Reproduce every line of the material below, but drop the pictures.
____
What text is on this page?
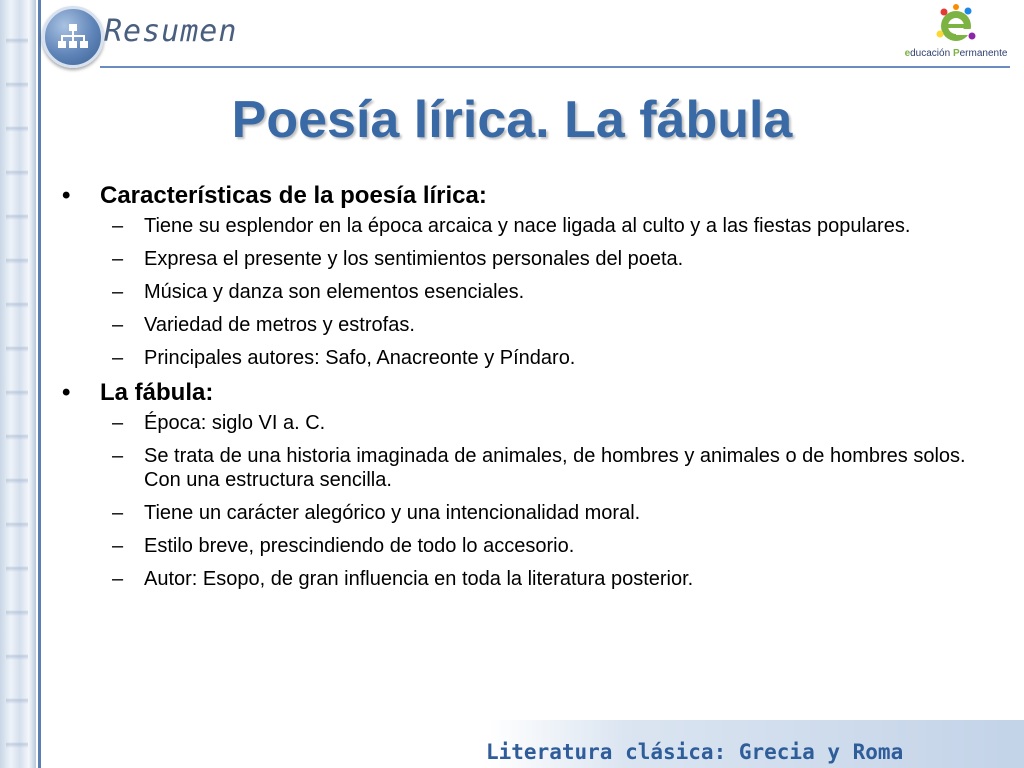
Resumen
educación Permanente
Poesía lírica. La fábula
• Características de la poesía lírica:
– Tiene su esplendor en la época arcaica y nace ligada al culto y a las fiestas populares.
– Expresa el presente y los sentimientos personales del poeta.
– Música y danza son elementos esenciales.
– Variedad de metros y estrofas.
– Principales autores: Safo, Anacreonte y Píndaro.
• La fábula:
– Época: siglo VI a. C.
– Se trata de una historia imaginada de animales, de hombres y animales o de hombres solos. Con una estructura sencilla.
– Tiene un carácter alegórico y una intencionalidad moral.
– Estilo breve, prescindiendo de todo lo accesorio.
– Autor: Esopo, de gran influencia en toda la literatura posterior.
Literatura clásica: Grecia y Roma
____
SOLVED EXERCISE
What text is on this page?
Resumen
educación Permanente
Poesía lírica. La fábula
• Características de la poesía lírica:
– Tiene su esplendor en la época arcaica y nace ligada al culto y a las fiestas populares.
– Expresa el presente y los sentimientos personales del poeta.
– Música y danza son elementos esenciales.
– Variedad de metros y estrofas.
– Principales autores: Safo, Anacreonte y Píndaro.
• La fábula:
– Época: siglo VI a. C.
– Se trata de una historia imaginada de animales, de hombres y animales o de hombres solos. Con una estructura sencilla.
– Tiene un carácter alegórico y una intencionalidad moral.
– Estilo breve, prescindiendo de todo lo accesorio.
– Autor: Esopo, de gran influencia en toda la literatura posterior.
Literatura clásica: Grecia y Roma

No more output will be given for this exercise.